**Your goal**
Reproduce the data word for word from its first line through the line containing "Identify all the elements below and their bounding boxes. List", including that line, and leave the pictures out.

**Exercise materials**
>> Begin
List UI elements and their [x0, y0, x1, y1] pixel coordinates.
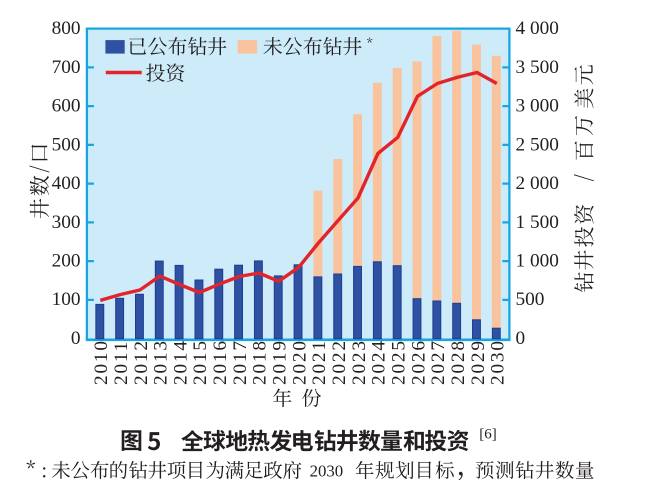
svg-text:2022: 2022 [329, 339, 350, 385]
svg-text:2020: 2020 [289, 339, 310, 385]
svg-text:2021: 2021 [309, 339, 330, 385]
svg-text:500: 500 [52, 134, 81, 155]
svg-text:2019: 2019 [270, 339, 291, 385]
svg-text:2028: 2028 [448, 339, 469, 385]
svg-text:2024: 2024 [369, 339, 390, 385]
svg-text:800: 800 [52, 18, 81, 39]
svg-text:2029: 2029 [468, 339, 489, 385]
svg-text:[6]: [6] [479, 427, 497, 443]
svg-text:200: 200 [52, 251, 81, 272]
svg-text:0: 0 [71, 328, 81, 349]
svg-text:2015: 2015 [190, 339, 211, 385]
svg-text:500: 500 [516, 289, 545, 310]
svg-text:100: 100 [52, 289, 81, 310]
svg-text:2 000: 2 000 [516, 173, 559, 194]
svg-text:2026: 2026 [408, 339, 429, 385]
svg-text:2030: 2030 [310, 462, 344, 481]
svg-text:600: 600 [52, 96, 81, 117]
svg-text:3 000: 3 000 [516, 96, 559, 117]
svg-text:2012: 2012 [131, 339, 152, 385]
svg-text:2025: 2025 [389, 339, 410, 385]
svg-text:400: 400 [52, 173, 81, 194]
svg-text:1 000: 1 000 [516, 251, 559, 272]
svg-text:4 000: 4 000 [516, 18, 559, 39]
svg-text:2017: 2017 [230, 339, 251, 385]
svg-text:2030: 2030 [488, 339, 509, 385]
svg-text:2027: 2027 [428, 339, 449, 385]
svg-text:700: 700 [52, 57, 81, 78]
svg-text:1 500: 1 500 [516, 212, 559, 233]
svg-text:2023: 2023 [349, 339, 370, 385]
svg-text:300: 300 [52, 212, 81, 233]
svg-text:3 500: 3 500 [516, 57, 559, 78]
svg-text:2013: 2013 [151, 339, 172, 385]
svg-text:2018: 2018 [250, 339, 271, 385]
svg-text:2014: 2014 [170, 339, 191, 385]
svg-text:2011: 2011 [111, 340, 132, 385]
svg-text:2 500: 2 500 [516, 134, 559, 155]
svg-text:2016: 2016 [210, 339, 231, 385]
svg-text:2010: 2010 [91, 339, 112, 385]
svg-text:0: 0 [516, 328, 526, 349]
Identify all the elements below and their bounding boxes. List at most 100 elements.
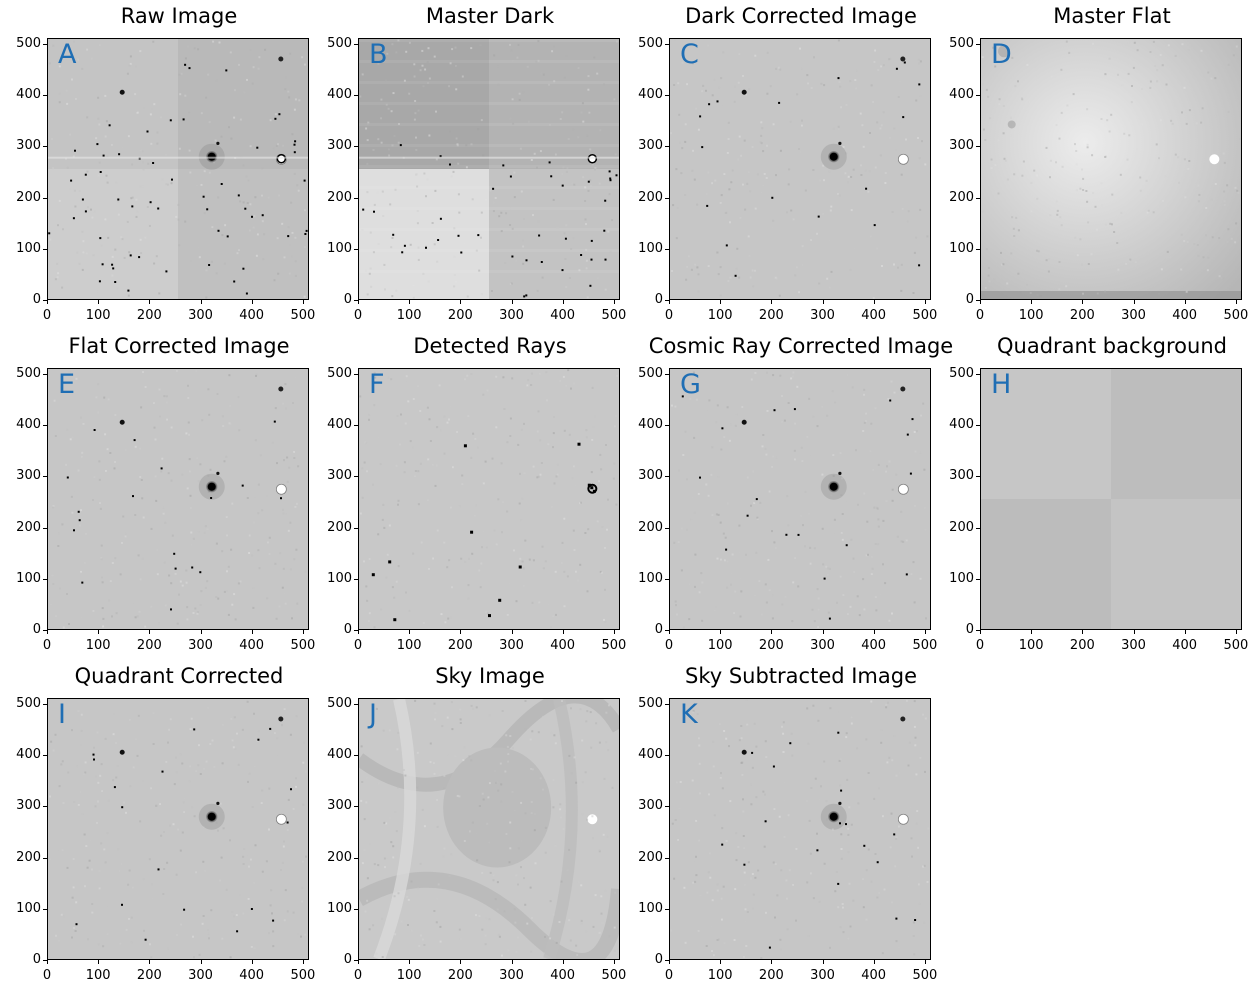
y-tick-label: 500 — [16, 696, 41, 712]
x-tick-mark — [873, 960, 875, 964]
x-tick-mark — [822, 960, 824, 964]
y-tick-label: 300 — [327, 468, 352, 484]
x-tick-label: 100 — [85, 638, 111, 653]
x-tick-label: 200 — [136, 308, 162, 323]
y-tick-mark — [976, 374, 980, 376]
x-tick-label: 100 — [1018, 638, 1044, 653]
x-tick-label: 200 — [447, 308, 473, 323]
x-tick-mark — [358, 300, 359, 304]
panel-letter: F — [369, 369, 385, 400]
x-tick-mark — [302, 960, 304, 964]
y-tick-mark — [43, 857, 47, 859]
x-tick-label: 200 — [758, 968, 784, 983]
y-tick-mark — [43, 806, 47, 808]
x-tick-label: 400 — [239, 638, 265, 653]
image-frame: B — [358, 38, 620, 300]
y-tick-label: 500 — [638, 366, 663, 382]
y-tick-mark — [665, 374, 669, 376]
x-tick-mark — [1133, 300, 1135, 304]
y-tick-label: 0 — [343, 292, 352, 307]
panel-title: Sky Subtracted Image — [684, 664, 918, 688]
x-tick-mark — [358, 960, 359, 964]
x-tick-mark — [251, 960, 253, 964]
y-tick-mark — [43, 248, 47, 250]
y-tick-mark — [976, 95, 980, 97]
y-tick-label: 200 — [949, 519, 974, 535]
panel-title: Quadrant Corrected — [74, 664, 284, 688]
x-tick-mark — [822, 300, 824, 304]
x-tick-label: 0 — [42, 968, 52, 983]
x-tick-mark — [149, 630, 151, 634]
x-tick-mark — [669, 630, 670, 634]
y-tick-label: 0 — [32, 952, 41, 967]
x-tick-mark — [200, 960, 202, 964]
y-tick-mark — [665, 704, 669, 706]
y-tick-mark — [665, 960, 669, 961]
panel-letter: J — [369, 699, 377, 730]
y-tick-mark — [354, 300, 358, 301]
y-tick-mark — [665, 527, 669, 529]
x-tick-mark — [669, 960, 670, 964]
y-tick-label: 0 — [654, 952, 663, 967]
y-tick-mark — [43, 197, 47, 199]
y-tick-mark — [354, 146, 358, 148]
x-tick-mark — [302, 300, 304, 304]
y-tick-label: 200 — [327, 849, 352, 865]
y-tick-label: 300 — [16, 138, 41, 154]
y-tick-label: 100 — [16, 900, 41, 916]
y-tick-mark — [976, 578, 980, 580]
x-tick-label: 0 — [353, 308, 363, 323]
image-frame: D — [980, 38, 1242, 300]
x-tick-label: 0 — [664, 308, 674, 323]
x-tick-mark — [720, 960, 722, 964]
panel-letter: C — [680, 39, 699, 70]
x-tick-label: 300 — [188, 968, 213, 983]
x-tick-label: 300 — [1121, 638, 1146, 653]
x-tick-mark — [302, 630, 304, 634]
y-tick-label: 200 — [638, 519, 663, 535]
x-tick-label: 100 — [85, 308, 111, 323]
x-tick-label: 0 — [664, 968, 674, 983]
y-tick-mark — [43, 425, 47, 427]
x-tick-label: 200 — [136, 638, 162, 653]
y-tick-label: 300 — [638, 138, 663, 154]
x-tick-mark — [1184, 300, 1186, 304]
x-tick-mark — [1031, 300, 1033, 304]
x-tick-label: 100 — [707, 308, 733, 323]
x-tick-label: 100 — [85, 968, 111, 983]
y-tick-mark — [354, 630, 358, 631]
y-tick-mark — [354, 857, 358, 859]
x-tick-label: 500 — [290, 308, 316, 323]
image-frame: G — [669, 368, 931, 630]
x-tick-mark — [47, 300, 48, 304]
x-tick-mark — [149, 960, 151, 964]
x-tick-label: 0 — [42, 638, 52, 653]
y-tick-mark — [354, 704, 358, 706]
x-tick-mark — [1235, 300, 1237, 304]
x-tick-label: 100 — [707, 638, 733, 653]
x-tick-label: 0 — [975, 308, 985, 323]
x-tick-label: 300 — [188, 638, 213, 653]
y-tick-label: 100 — [327, 570, 352, 586]
y-tick-mark — [665, 425, 669, 427]
x-tick-mark — [251, 300, 253, 304]
panel-title: Master Flat — [1053, 4, 1171, 28]
panel-title: Cosmic Ray Corrected Image — [648, 334, 954, 358]
x-tick-label: 200 — [447, 638, 473, 653]
image-frame: H — [980, 368, 1242, 630]
x-tick-label: 400 — [1172, 638, 1198, 653]
y-tick-mark — [43, 630, 47, 631]
x-tick-label: 400 — [239, 308, 265, 323]
x-tick-label: 400 — [861, 308, 887, 323]
y-tick-label: 0 — [965, 622, 974, 637]
y-tick-label: 300 — [327, 138, 352, 154]
x-tick-mark — [511, 960, 513, 964]
y-tick-mark — [976, 527, 980, 529]
y-tick-mark — [43, 960, 47, 961]
y-tick-label: 400 — [638, 747, 663, 763]
y-tick-mark — [43, 527, 47, 529]
x-tick-mark — [771, 630, 773, 634]
y-tick-mark — [354, 476, 358, 478]
y-tick-mark — [665, 476, 669, 478]
y-tick-label: 300 — [638, 798, 663, 814]
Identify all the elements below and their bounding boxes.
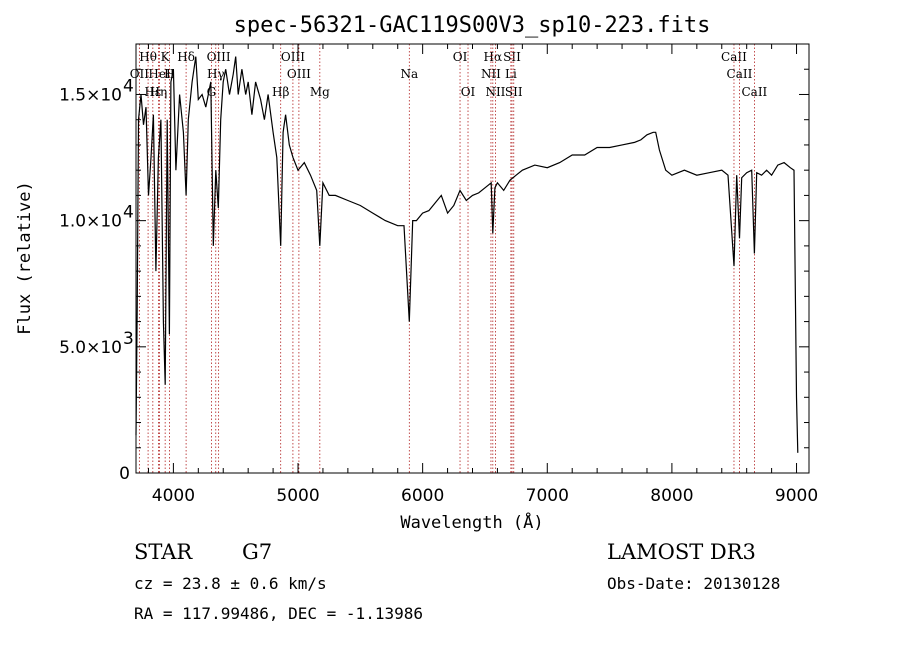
line-label-2: Hδ xyxy=(177,50,195,64)
y-tick-label-2: 1.0×10 xyxy=(59,212,122,232)
line-label-17: CaII xyxy=(727,67,753,81)
coordinates-text: RA = 117.99486, DEC = -1.13986 xyxy=(134,604,423,623)
redshift-text: cz = 23.8 ± 0.6 km/s xyxy=(134,574,327,593)
object-class: STAR xyxy=(134,540,193,564)
line-label-5: OI xyxy=(453,50,468,64)
line-label-6: Hα xyxy=(484,50,503,64)
line-label-11: H xyxy=(164,67,174,81)
y-tick-label-3: 1.5×10 xyxy=(59,85,122,105)
line-label-26: CaII xyxy=(741,85,767,99)
line-label-9: OII xyxy=(130,67,150,81)
flux-series-line xyxy=(135,56,799,453)
line-label-25: SII xyxy=(505,85,523,99)
chart-title: spec-56321-GAC119S00V3_sp10-223.fits xyxy=(234,13,711,38)
x-tick-label-1: 5000 xyxy=(276,486,319,506)
line-label-15: NII xyxy=(481,67,501,81)
line-label-8: CaII xyxy=(721,50,747,64)
line-label-3: OIII xyxy=(207,50,231,64)
line-label-16: Li xyxy=(505,67,517,81)
spectrum-chart: spec-56321-GAC119S00V3_sp10-223.fits Hθ K… xyxy=(15,13,818,533)
line-label-24: NII xyxy=(485,85,505,99)
line-label-13: OIII xyxy=(287,67,311,81)
object-subclass: G7 xyxy=(242,540,273,564)
x-axis-label: Wavelength (Å) xyxy=(400,511,543,533)
obs-date-text: Obs-Date: 20130128 xyxy=(607,574,781,593)
line-label-4: OIII xyxy=(281,50,305,64)
y-axis-ticks: 05.0×10 31.0×10 41.5×10 4 xyxy=(59,43,809,484)
line-label-1: K xyxy=(161,50,171,64)
y-tick-exp-1: 3 xyxy=(123,329,134,349)
survey-name: LAMOST DR3 xyxy=(607,540,756,564)
line-label-0: Hθ xyxy=(139,50,157,64)
line-label-23: OI xyxy=(461,85,476,99)
x-tick-label-5: 9000 xyxy=(775,486,818,506)
line-label-10: HeI xyxy=(148,67,171,81)
line-label-18: Hε xyxy=(144,85,161,99)
y-tick-exp-3: 4 xyxy=(123,76,134,96)
plot-frame xyxy=(135,43,810,474)
y-tick-exp-2: 4 xyxy=(123,203,134,223)
line-label-22: Mg xyxy=(310,85,330,99)
line-label-14: Na xyxy=(400,67,418,81)
x-tick-label-3: 7000 xyxy=(526,486,569,506)
y-axis-label: Flux (relative) xyxy=(15,181,35,335)
x-tick-label-2: 6000 xyxy=(401,486,444,506)
y-tick-label-1: 5.0×10 xyxy=(59,338,122,358)
x-tick-label-4: 8000 xyxy=(650,486,693,506)
line-label-21: Hβ xyxy=(272,85,289,99)
y-tick-label-0: 0 xyxy=(119,464,130,484)
line-label-7: SII xyxy=(503,50,521,64)
line-label-12: Hγ xyxy=(207,67,225,81)
x-axis-ticks: 4000 5000 6000 7000 8000 9000 xyxy=(147,44,818,506)
line-label-19: Hη xyxy=(150,85,168,99)
x-tick-label-0: 4000 xyxy=(152,486,195,506)
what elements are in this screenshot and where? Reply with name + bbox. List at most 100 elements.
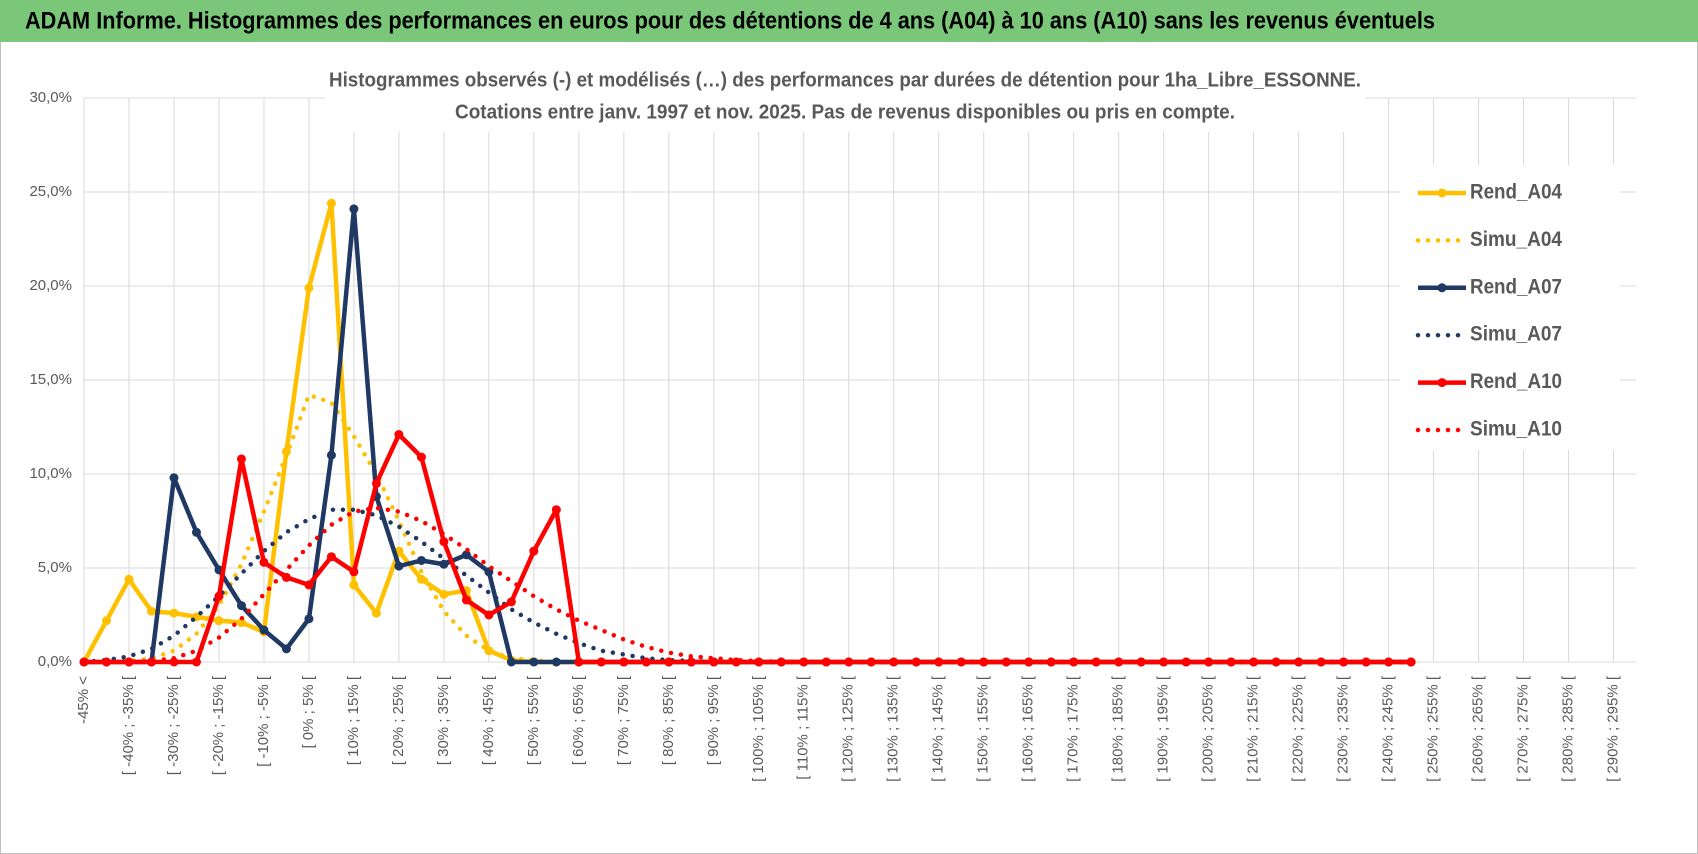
legend-label: Simu_A10 <box>1470 418 1562 441</box>
data-point <box>169 473 179 483</box>
x-tick-label: [ 50% ; 55% [ <box>525 675 542 765</box>
x-tick-label: -45% < <box>75 676 92 724</box>
series-line <box>81 505 1414 665</box>
data-point <box>506 657 516 667</box>
data-point <box>101 657 111 667</box>
data-point <box>686 657 696 667</box>
data-point <box>124 574 134 584</box>
y-tick-label: 0,0% <box>38 653 72 670</box>
x-tick-label: [ 180% ; 185% [ <box>1110 675 1127 782</box>
data-point <box>394 561 404 571</box>
data-point <box>484 610 494 620</box>
data-point <box>979 657 989 667</box>
data-point <box>326 450 336 460</box>
data-point <box>1001 657 1011 667</box>
data-point <box>191 657 201 667</box>
data-point <box>551 505 561 515</box>
x-tick-label: [ 150% ; 155% [ <box>975 675 992 782</box>
data-point <box>416 574 426 584</box>
data-point <box>214 591 224 601</box>
x-tick-label: [ 230% ; 235% [ <box>1335 675 1352 782</box>
data-point <box>371 608 381 618</box>
x-tick-label: [ 120% ; 125% [ <box>840 675 857 782</box>
x-tick-label: [ 100% ; 105% [ <box>750 675 767 782</box>
legend-marker <box>1437 188 1447 198</box>
chart-title: Histogrammes observés (-) et modélisés (… <box>329 69 1361 91</box>
data-point <box>349 580 359 590</box>
data-point <box>461 550 471 560</box>
data-point <box>146 606 156 616</box>
data-point <box>439 537 449 547</box>
legend: Rend_A04 Simu_A04 Rend_A07 Simu_A07 Rend_A10… <box>1400 165 1620 450</box>
data-point <box>191 527 201 537</box>
data-point <box>371 478 381 488</box>
data-point <box>259 557 269 567</box>
x-tick-label: [ 10% ; 15% [ <box>345 675 362 765</box>
plot <box>79 198 1416 667</box>
data-point <box>259 625 269 635</box>
x-tick-label: [ 240% ; 245% [ <box>1380 675 1397 782</box>
x-tick-label: [ 290% ; 295% [ <box>1604 675 1621 782</box>
data-point <box>101 616 111 626</box>
legend-marker <box>1437 378 1447 388</box>
data-point <box>304 283 314 293</box>
data-point <box>439 589 449 599</box>
data-point <box>1181 657 1191 667</box>
data-point <box>236 618 246 628</box>
grid: 0,0% 5,0% 10,0% 15,0% 20,0% 25,0% 30,0% -45% < [… <box>29 89 1636 782</box>
data-point <box>619 657 629 667</box>
y-tick-label: 5,0% <box>38 559 72 576</box>
data-point <box>326 552 336 562</box>
x-tick-label: [ 70% ; 75% [ <box>615 675 632 765</box>
x-tick-label: [ 200% ; 205% [ <box>1200 675 1217 782</box>
data-point <box>416 452 426 462</box>
x-tick-label: [ 170% ; 175% [ <box>1065 675 1082 782</box>
data-point <box>169 608 179 618</box>
x-tick-label: [ 190% ; 195% [ <box>1155 675 1172 782</box>
data-point <box>1271 657 1281 667</box>
data-point <box>304 580 314 590</box>
y-tick-label: 25,0% <box>29 183 72 200</box>
x-tick-label: [ 60% ; 65% [ <box>570 675 587 765</box>
data-point <box>169 657 179 667</box>
x-tick-label: [ 210% ; 215% [ <box>1245 675 1262 782</box>
data-point <box>236 454 246 464</box>
title-bar <box>0 0 1698 42</box>
x-tick-label: [ 40% ; 45% [ <box>480 675 497 765</box>
x-tick-label: [ 280% ; 285% [ <box>1559 675 1576 782</box>
data-point <box>596 657 606 667</box>
data-point <box>641 657 651 667</box>
data-point <box>281 446 291 456</box>
x-tick-label: [ 30% ; 35% [ <box>435 675 452 765</box>
legend-label: Rend_A07 <box>1470 275 1562 298</box>
legend-label: Rend_A04 <box>1470 181 1562 204</box>
x-tick-label: [ 140% ; 145% [ <box>930 675 947 782</box>
data-point <box>799 657 809 667</box>
data-point <box>394 430 404 440</box>
data-point <box>889 657 899 667</box>
data-point <box>1069 657 1079 667</box>
data-point <box>214 616 224 626</box>
data-point <box>349 204 359 214</box>
y-tick-label: 15,0% <box>29 371 72 388</box>
data-point <box>911 657 921 667</box>
x-tick-label: [ 220% ; 225% [ <box>1290 675 1307 782</box>
x-tick-label: [ 0% ; 5% [ <box>300 675 317 748</box>
data-point <box>664 657 674 667</box>
data-point <box>1159 657 1169 667</box>
x-tick-label: [ -30% ; -25% [ <box>165 675 182 775</box>
x-tick-label: [ 80% ; 85% [ <box>660 675 677 765</box>
chart-subtitle: Cotations entre janv. 1997 et nov. 2025.… <box>455 101 1235 123</box>
data-point <box>1361 657 1371 667</box>
legend-marker <box>1437 283 1447 293</box>
data-point <box>529 546 539 556</box>
x-tick-label: [ 90% ; 95% [ <box>705 675 722 765</box>
x-tick-label: [ -40% ; -35% [ <box>120 675 137 775</box>
x-tick-label: [ -10% ; -5% [ <box>255 675 272 767</box>
data-point <box>416 555 426 565</box>
data-point <box>124 657 134 667</box>
data-point <box>821 657 831 667</box>
data-point <box>1249 657 1259 667</box>
legend-box <box>1400 165 1620 450</box>
data-point <box>349 567 359 577</box>
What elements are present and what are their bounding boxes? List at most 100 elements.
>> End
**Result below**
List UI elements and their [x0, y0, x1, y1] pixel coordinates.
svg-text:2022: 2022 [329, 339, 350, 385]
svg-text:2020: 2020 [289, 339, 310, 385]
svg-text:2021: 2021 [309, 339, 330, 385]
svg-text:500: 500 [52, 134, 81, 155]
svg-text:2019: 2019 [270, 339, 291, 385]
svg-text:2028: 2028 [448, 339, 469, 385]
svg-text:2024: 2024 [369, 339, 390, 385]
svg-text:800: 800 [52, 18, 81, 39]
svg-text:2029: 2029 [468, 339, 489, 385]
svg-text:[6]: [6] [479, 427, 497, 443]
svg-text:200: 200 [52, 251, 81, 272]
svg-text:0: 0 [71, 328, 81, 349]
svg-text:2015: 2015 [190, 339, 211, 385]
svg-text:500: 500 [516, 289, 545, 310]
svg-text:100: 100 [52, 289, 81, 310]
svg-text:2 000: 2 000 [516, 173, 559, 194]
svg-text:2026: 2026 [408, 339, 429, 385]
svg-text:2030: 2030 [310, 462, 344, 481]
svg-text:600: 600 [52, 96, 81, 117]
svg-text:3 000: 3 000 [516, 96, 559, 117]
svg-text:2012: 2012 [131, 339, 152, 385]
svg-text:2025: 2025 [389, 339, 410, 385]
svg-text:400: 400 [52, 173, 81, 194]
svg-text:1 000: 1 000 [516, 251, 559, 272]
svg-text:4 000: 4 000 [516, 18, 559, 39]
svg-text:2017: 2017 [230, 339, 251, 385]
svg-text:2030: 2030 [488, 339, 509, 385]
svg-text:2027: 2027 [428, 339, 449, 385]
svg-text:700: 700 [52, 57, 81, 78]
svg-text:1 500: 1 500 [516, 212, 559, 233]
svg-text:2023: 2023 [349, 339, 370, 385]
svg-text:300: 300 [52, 212, 81, 233]
svg-text:3 500: 3 500 [516, 57, 559, 78]
svg-text:2013: 2013 [151, 339, 172, 385]
svg-text:2018: 2018 [250, 339, 271, 385]
svg-text:2014: 2014 [170, 339, 191, 385]
svg-text:2011: 2011 [111, 340, 132, 385]
svg-text:2 500: 2 500 [516, 134, 559, 155]
svg-text:2016: 2016 [210, 339, 231, 385]
svg-text:2010: 2010 [91, 339, 112, 385]
svg-text:0: 0 [516, 328, 526, 349]
Identify all the elements below and their bounding boxes. List at most 100 elements.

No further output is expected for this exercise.